Given data:
=====

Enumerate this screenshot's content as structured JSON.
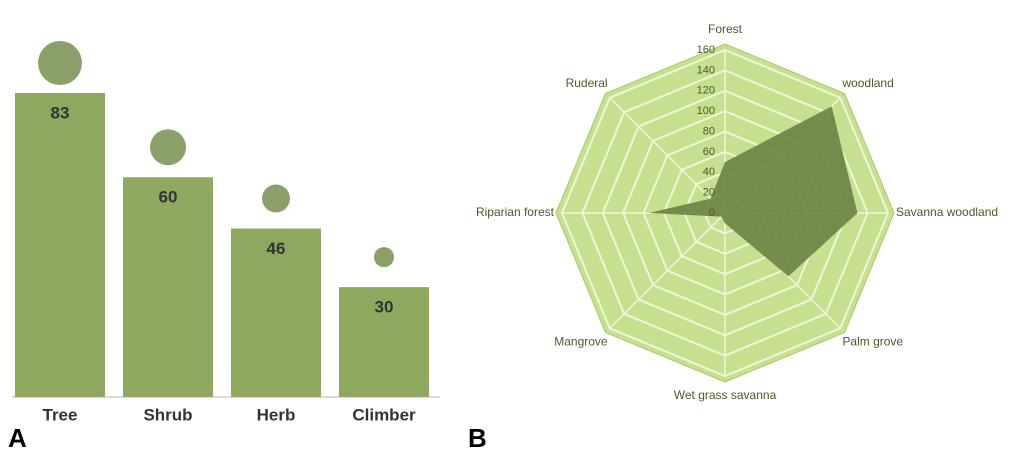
{
  "chart_data": [
    {
      "type": "bar",
      "panel_label": "A",
      "categories": [
        "Tree",
        "Shrub",
        "Herb",
        "Climber"
      ],
      "values": [
        83,
        60,
        46,
        30
      ],
      "color": "#8fa860"
    },
    {
      "type": "radar",
      "panel_label": "B",
      "categories": [
        "Forest",
        "woodland",
        "Savanna woodland",
        "Palm grove",
        "Wet grass savanna",
        "Mangrove",
        "Riparian forest",
        "Ruderal"
      ],
      "series": [
        {
          "values": [
            50,
            148,
            130,
            88,
            10,
            5,
            75,
            20
          ],
          "color": "#6b8244"
        }
      ],
      "ylim": [
        0,
        160
      ],
      "yticks": [
        0,
        20,
        40,
        60,
        80,
        100,
        120,
        140,
        160
      ],
      "grid": true,
      "background": "#c7e08f"
    }
  ]
}
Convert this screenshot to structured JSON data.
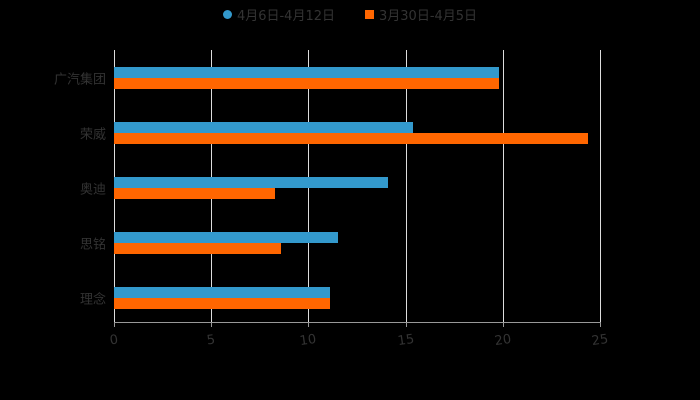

=====

What you should do: Your task is to copy the entries in full and exactly, without any images.

Solution below:
Enumerate this screenshot's content as structured JSON.
{
  "chart_data": [
    {
      "type": "bar",
      "panel_label": "A",
      "categories": [
        "Tree",
        "Shrub",
        "Herb",
        "Climber"
      ],
      "values": [
        83,
        60,
        46,
        30
      ],
      "color": "#8fa860"
    },
    {
      "type": "radar",
      "panel_label": "B",
      "categories": [
        "Forest",
        "woodland",
        "Savanna woodland",
        "Palm grove",
        "Wet grass savanna",
        "Mangrove",
        "Riparian forest",
        "Ruderal"
      ],
      "series": [
        {
          "values": [
            50,
            148,
            130,
            88,
            10,
            5,
            75,
            20
          ],
          "color": "#6b8244"
        }
      ],
      "ylim": [
        0,
        160
      ],
      "yticks": [
        0,
        20,
        40,
        60,
        80,
        100,
        120,
        140,
        160
      ],
      "grid": true,
      "background": "#c7e08f"
    }
  ]
}
Convert this screenshot to structured JSON data.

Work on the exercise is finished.